-------- EXCERPTED TEXT --------

So about the whole mind-soul-body plot and how they interact with each other in JJK. I've been having a string of thoughts about this that's been getting bigger:
-The three clans. I don't know where Gege's unpredictability may take this, but the fact that he left the Zen'in's spot in the Big 3 undecided (ch152) + the Kamo clan up in the air makes me think this plot's kind of important (along the three vengeful spirits, tying the past with present, although that's heavy on theory lane so don't mind it much). And I was thinking, what if each clan are meant to represent/relate to mind (Gojo) body (Zen'in) and soul (Kamo)? When were the 3 big jujutsu clans even founded and why are they the ones? Something about jujutsu's pinnacle being the balance between mind-body-soul?

-------- MATERIAL PROVIDED --------

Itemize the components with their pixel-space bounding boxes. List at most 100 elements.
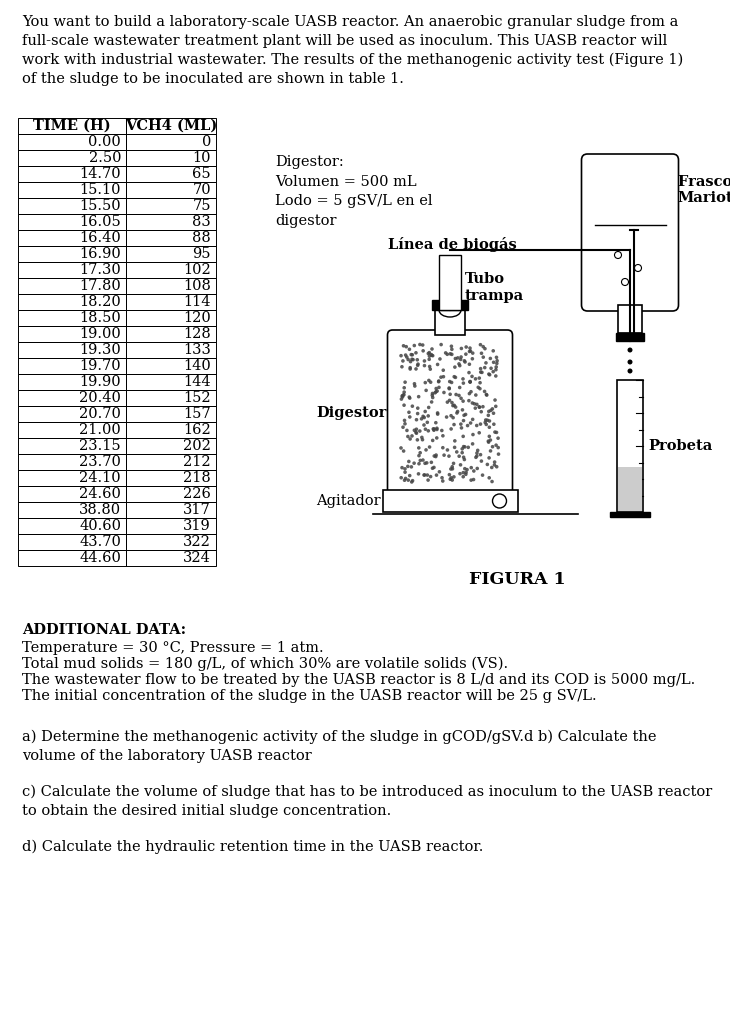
Circle shape bbox=[488, 438, 492, 441]
Circle shape bbox=[489, 367, 493, 370]
Text: 157: 157 bbox=[183, 407, 211, 421]
Text: 19.30: 19.30 bbox=[80, 343, 121, 357]
Text: 324: 324 bbox=[183, 551, 211, 565]
Circle shape bbox=[418, 451, 422, 455]
Text: 319: 319 bbox=[183, 519, 211, 534]
Circle shape bbox=[401, 359, 404, 362]
Circle shape bbox=[461, 377, 465, 381]
Circle shape bbox=[491, 370, 495, 374]
Circle shape bbox=[456, 410, 459, 414]
Text: Línea de biogás: Línea de biogás bbox=[388, 237, 516, 252]
Circle shape bbox=[461, 434, 465, 438]
Circle shape bbox=[410, 353, 413, 356]
Text: 162: 162 bbox=[183, 423, 211, 437]
Circle shape bbox=[411, 357, 415, 361]
Circle shape bbox=[468, 362, 471, 366]
Bar bbox=[617, 380, 643, 512]
Circle shape bbox=[407, 478, 410, 482]
Circle shape bbox=[453, 375, 456, 379]
Circle shape bbox=[459, 355, 463, 358]
Circle shape bbox=[494, 374, 498, 378]
Circle shape bbox=[410, 465, 413, 469]
Circle shape bbox=[447, 455, 450, 458]
Circle shape bbox=[423, 473, 426, 477]
Circle shape bbox=[458, 455, 461, 458]
Circle shape bbox=[453, 403, 456, 408]
Circle shape bbox=[453, 445, 456, 450]
Circle shape bbox=[405, 355, 409, 358]
Bar bbox=[18, 326, 126, 342]
Circle shape bbox=[450, 478, 454, 482]
Circle shape bbox=[481, 473, 484, 477]
Text: Digestor: Digestor bbox=[316, 406, 386, 420]
Circle shape bbox=[402, 403, 406, 407]
Circle shape bbox=[447, 473, 451, 476]
FancyBboxPatch shape bbox=[388, 330, 512, 495]
Bar bbox=[18, 358, 126, 374]
Circle shape bbox=[448, 352, 452, 355]
Circle shape bbox=[415, 438, 419, 441]
Circle shape bbox=[432, 466, 436, 469]
Circle shape bbox=[445, 352, 449, 356]
Text: 16.40: 16.40 bbox=[80, 231, 121, 245]
Circle shape bbox=[494, 404, 498, 409]
Circle shape bbox=[450, 465, 454, 469]
Bar bbox=[616, 333, 644, 341]
Circle shape bbox=[451, 403, 455, 408]
Circle shape bbox=[426, 352, 430, 355]
Circle shape bbox=[450, 476, 453, 479]
Circle shape bbox=[426, 414, 430, 418]
Circle shape bbox=[403, 422, 407, 426]
Circle shape bbox=[437, 470, 441, 473]
Circle shape bbox=[440, 429, 444, 432]
Circle shape bbox=[435, 426, 439, 430]
Circle shape bbox=[403, 470, 407, 474]
Circle shape bbox=[461, 409, 464, 412]
Bar bbox=[610, 512, 650, 517]
Circle shape bbox=[475, 467, 479, 470]
Circle shape bbox=[463, 467, 466, 470]
Circle shape bbox=[481, 345, 485, 348]
Text: You want to build a laboratory-scale UASB reactor. An anaerobic granular sludge : You want to build a laboratory-scale UAS… bbox=[22, 15, 683, 86]
Circle shape bbox=[455, 412, 458, 415]
Text: 83: 83 bbox=[192, 215, 211, 229]
Circle shape bbox=[429, 368, 432, 371]
Circle shape bbox=[403, 419, 407, 422]
Circle shape bbox=[483, 389, 486, 393]
Circle shape bbox=[400, 466, 404, 469]
Bar bbox=[18, 374, 126, 390]
Text: 15.50: 15.50 bbox=[80, 199, 121, 213]
Circle shape bbox=[402, 393, 406, 396]
Circle shape bbox=[450, 381, 453, 384]
Circle shape bbox=[458, 386, 461, 389]
Circle shape bbox=[459, 396, 463, 400]
Circle shape bbox=[461, 471, 465, 474]
Circle shape bbox=[493, 463, 496, 467]
Circle shape bbox=[428, 351, 431, 354]
Bar bbox=[126, 166, 216, 182]
Circle shape bbox=[484, 418, 488, 422]
Circle shape bbox=[486, 439, 490, 443]
Circle shape bbox=[458, 364, 461, 368]
Circle shape bbox=[445, 416, 448, 419]
Circle shape bbox=[421, 349, 425, 352]
FancyBboxPatch shape bbox=[582, 154, 678, 311]
Bar bbox=[126, 198, 216, 214]
Circle shape bbox=[464, 345, 468, 349]
Circle shape bbox=[434, 390, 438, 393]
Circle shape bbox=[496, 359, 499, 362]
Bar bbox=[126, 518, 216, 534]
Circle shape bbox=[423, 364, 426, 368]
Bar bbox=[618, 467, 642, 511]
Bar bbox=[126, 118, 216, 134]
Circle shape bbox=[442, 369, 445, 372]
Circle shape bbox=[408, 366, 412, 370]
Text: 202: 202 bbox=[183, 439, 211, 453]
Circle shape bbox=[407, 357, 410, 361]
Bar bbox=[18, 518, 126, 534]
Circle shape bbox=[477, 431, 481, 434]
Circle shape bbox=[469, 478, 473, 482]
Bar bbox=[126, 246, 216, 262]
Bar bbox=[18, 550, 126, 566]
Circle shape bbox=[415, 418, 418, 422]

--------

PROBLEMS —
1. Can you output the JJK post verbatim, everything from "So about the" down to "balance between mind-body-soul?"?
2. Can you return the records verbatim, everything from the line containing "Circle shape bbox=[488, 438, 492, 441]" down to the line containing "Circle shape bbox=[407, 478, 410, 482]", with both of those lines included?
The text and the records come from separate, unrelated sources.

PER-TASK ANSWERS —
1.
So about the whole mind-soul-body plot and how they interact with each other in JJK. I've been having a string of thoughts about this that's been getting bigger:
-The three clans. I don't know where Gege's unpredictability may take this, but the fact that he left the Zen'in's spot in the Big 3 undecided (ch152) + the Kamo clan up in the air makes me think this plot's kind of important (along the three vengeful spirits, tying the past with present, although that's heavy on theory lane so don't mind it much). And I was thinking, what if each clan are meant to represent/relate to mind (Gojo) body (Zen'in) and soul (Kamo)? When were the 3 big jujutsu clans even founded and why are they the ones? Something about jujutsu's pinnacle being the balance between mind-body-soul?

2.
Circle shape bbox=[488, 438, 492, 441]
Circle shape bbox=[489, 367, 493, 370]
Text: 157: 157 bbox=[183, 407, 211, 421]
Text: 19.30: 19.30 bbox=[80, 343, 121, 357]
Text: 324: 324 bbox=[183, 551, 211, 565]
Circle shape bbox=[418, 451, 422, 455]
Text: 319: 319 bbox=[183, 519, 211, 534]
Circle shape bbox=[401, 359, 404, 362]
Circle shape bbox=[461, 377, 465, 381]
Circle shape bbox=[491, 370, 495, 374]
Circle shape bbox=[456, 410, 459, 414]
Text: Línea de biogás: Línea de biogás bbox=[388, 237, 516, 252]
Circle shape bbox=[461, 434, 465, 438]
Circle shape bbox=[410, 353, 413, 356]
Text: 162: 162 bbox=[183, 423, 211, 437]
Circle shape bbox=[411, 357, 415, 361]
Circle shape bbox=[468, 362, 471, 366]
Bar bbox=[617, 380, 643, 512]
Circle shape bbox=[407, 478, 410, 482]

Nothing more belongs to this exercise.